Short task: Identify every line in the records below that contains the word "Tuhan", and copy each of those lines.

Dataset records:
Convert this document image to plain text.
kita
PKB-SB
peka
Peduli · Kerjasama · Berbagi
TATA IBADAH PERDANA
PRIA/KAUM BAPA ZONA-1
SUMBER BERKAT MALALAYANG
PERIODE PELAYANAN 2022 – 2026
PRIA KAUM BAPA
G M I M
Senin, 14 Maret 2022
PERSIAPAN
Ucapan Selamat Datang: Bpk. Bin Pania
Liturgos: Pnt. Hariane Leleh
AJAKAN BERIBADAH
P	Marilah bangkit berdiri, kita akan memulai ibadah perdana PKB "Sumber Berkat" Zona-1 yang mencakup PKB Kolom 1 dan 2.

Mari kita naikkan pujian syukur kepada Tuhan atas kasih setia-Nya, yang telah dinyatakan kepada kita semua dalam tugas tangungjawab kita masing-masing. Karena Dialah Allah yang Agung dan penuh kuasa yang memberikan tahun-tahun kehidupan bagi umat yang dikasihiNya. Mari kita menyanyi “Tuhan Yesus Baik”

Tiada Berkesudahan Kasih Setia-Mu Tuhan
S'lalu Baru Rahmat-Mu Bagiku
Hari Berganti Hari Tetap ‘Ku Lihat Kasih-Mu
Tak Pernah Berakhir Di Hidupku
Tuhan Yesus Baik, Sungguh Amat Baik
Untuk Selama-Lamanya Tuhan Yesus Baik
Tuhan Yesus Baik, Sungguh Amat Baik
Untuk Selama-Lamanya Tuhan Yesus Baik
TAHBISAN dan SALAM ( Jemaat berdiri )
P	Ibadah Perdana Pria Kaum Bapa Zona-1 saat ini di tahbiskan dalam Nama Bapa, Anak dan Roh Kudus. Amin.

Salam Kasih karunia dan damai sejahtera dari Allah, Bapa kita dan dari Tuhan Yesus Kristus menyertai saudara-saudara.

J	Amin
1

Full response:
Mari kita naikkan pujian syukur kepada Tuhan atas kasih setia-Nya, yang telah dinyatakan kepada kita semua dalam tugas tangungjawab kita masing-masing. Karena Dialah Allah yang Agung dan penuh kuasa yang memberikan tahun-tahun kehidupan bagi umat yang dikasihiNya. Mari kita menyanyi “Tuhan Yesus Baik”
Tiada Berkesudahan Kasih Setia-Mu Tuhan
Tuhan Yesus Baik, Sungguh Amat Baik
Untuk Selama-Lamanya Tuhan Yesus Baik
Tuhan Yesus Baik, Sungguh Amat Baik
Untuk Selama-Lamanya Tuhan Yesus Baik
Salam Kasih karunia dan damai sejahtera dari Allah, Bapa kita dan dari Tuhan Yesus Kristus menyertai saudara-saudara.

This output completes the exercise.